Quote the data below in full, minus the images.
==== Dataset rows
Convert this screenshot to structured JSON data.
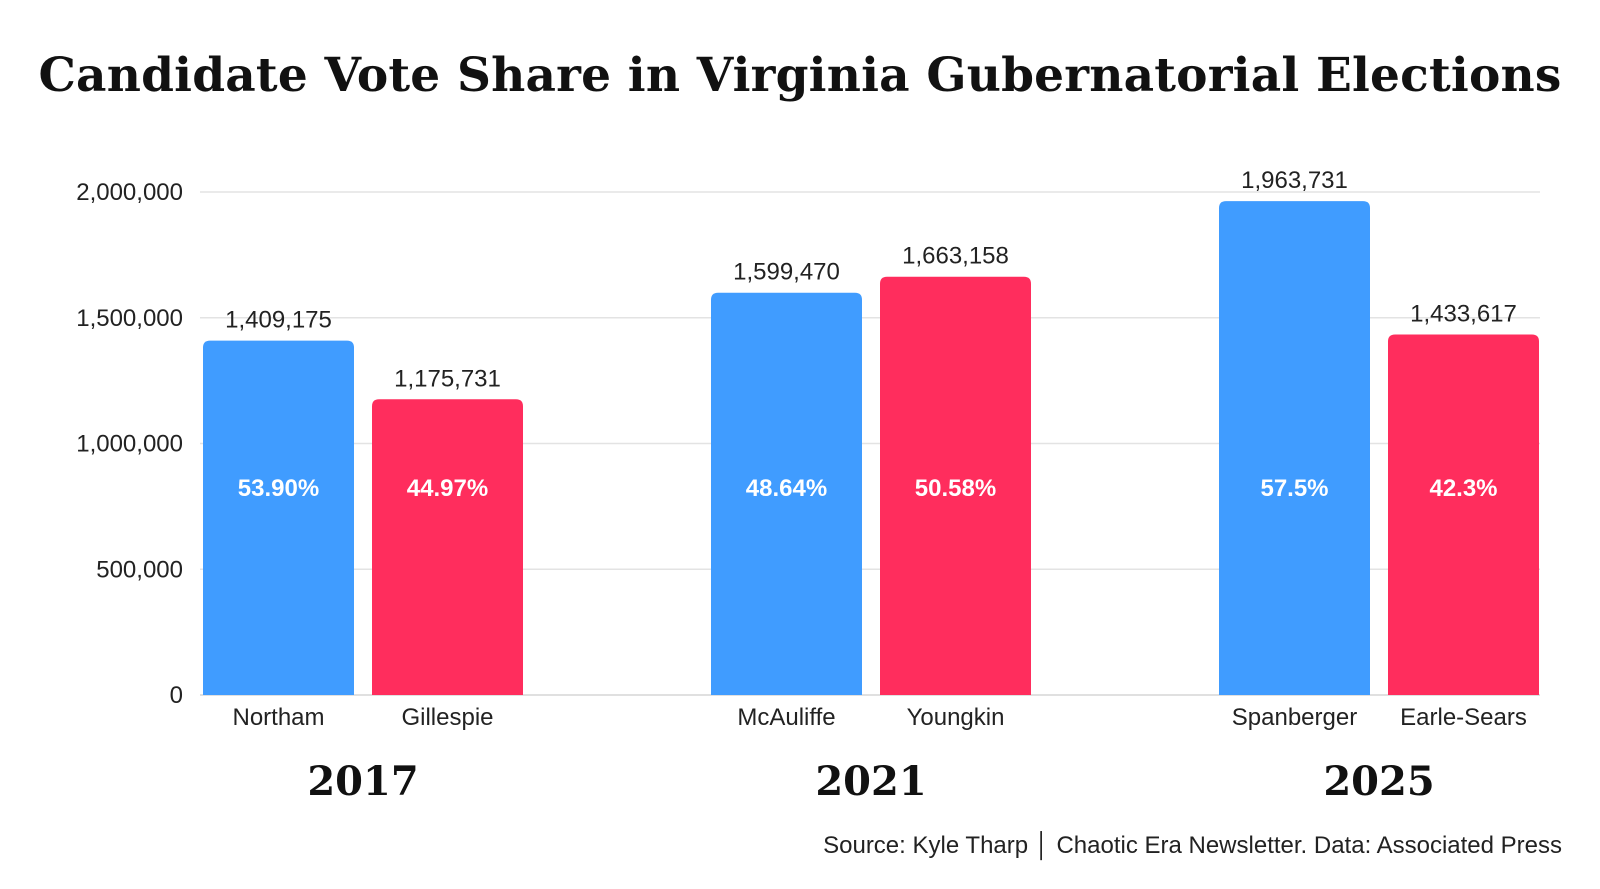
{
  "chart_data": {
    "type": "bar",
    "title": "Candidate Vote Share in Virginia Gubernatorial Elections",
    "xlabel": "",
    "ylabel": "",
    "ylim": [
      0,
      2000000
    ],
    "yticks": [
      0,
      500000,
      1000000,
      1500000,
      2000000
    ],
    "ytick_labels": [
      "0",
      "500,000",
      "1,000,000",
      "1,500,000",
      "2,000,000"
    ],
    "grid": true,
    "groups": [
      {
        "year": "2017",
        "bars": [
          {
            "candidate": "Northam",
            "votes": 1409175,
            "votes_label": "1,409,175",
            "share": "53.90%",
            "color": "#409cff"
          },
          {
            "candidate": "Gillespie",
            "votes": 1175731,
            "votes_label": "1,175,731",
            "share": "44.97%",
            "color": "#ff2d5d"
          }
        ]
      },
      {
        "year": "2021",
        "bars": [
          {
            "candidate": "McAuliffe",
            "votes": 1599470,
            "votes_label": "1,599,470",
            "share": "48.64%",
            "color": "#409cff"
          },
          {
            "candidate": "Youngkin",
            "votes": 1663158,
            "votes_label": "1,663,158",
            "share": "50.58%",
            "color": "#ff2d5d"
          }
        ]
      },
      {
        "year": "2025",
        "bars": [
          {
            "candidate": "Spanberger",
            "votes": 1963731,
            "votes_label": "1,963,731",
            "share": "57.5%",
            "color": "#409cff"
          },
          {
            "candidate": "Earle-Sears",
            "votes": 1433617,
            "votes_label": "1,433,617",
            "share": "42.3%",
            "color": "#ff2d5d"
          }
        ]
      }
    ],
    "source": "Source: Kyle Tharp │ Chaotic Era Newsletter. Data: Associated Press"
  }
}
========
Result:
Convert this screenshot to structured JSON data.
{
  "chart_data": {
    "type": "bar",
    "title": "Candidate Vote Share in Virginia Gubernatorial Elections",
    "xlabel": "",
    "ylabel": "",
    "ylim": [
      0,
      2000000
    ],
    "yticks": [
      0,
      500000,
      1000000,
      1500000,
      2000000
    ],
    "ytick_labels": [
      "0",
      "500,000",
      "1,000,000",
      "1,500,000",
      "2,000,000"
    ],
    "grid": true,
    "groups": [
      {
        "year": "2017",
        "bars": [
          {
            "candidate": "Northam",
            "votes": 1409175,
            "votes_label": "1,409,175",
            "share": "53.90%",
            "color": "#409cff"
          },
          {
            "candidate": "Gillespie",
            "votes": 1175731,
            "votes_label": "1,175,731",
            "share": "44.97%",
            "color": "#ff2d5d"
          }
        ]
      },
      {
        "year": "2021",
        "bars": [
          {
            "candidate": "McAuliffe",
            "votes": 1599470,
            "votes_label": "1,599,470",
            "share": "48.64%",
            "color": "#409cff"
          },
          {
            "candidate": "Youngkin",
            "votes": 1663158,
            "votes_label": "1,663,158",
            "share": "50.58%",
            "color": "#ff2d5d"
          }
        ]
      },
      {
        "year": "2025",
        "bars": [
          {
            "candidate": "Spanberger",
            "votes": 1963731,
            "votes_label": "1,963,731",
            "share": "57.5%",
            "color": "#409cff"
          },
          {
            "candidate": "Earle-Sears",
            "votes": 1433617,
            "votes_label": "1,433,617",
            "share": "42.3%",
            "color": "#ff2d5d"
          }
        ]
      }
    ],
    "source": "Source: Kyle Tharp │ Chaotic Era Newsletter. Data: Associated Press"
  }
}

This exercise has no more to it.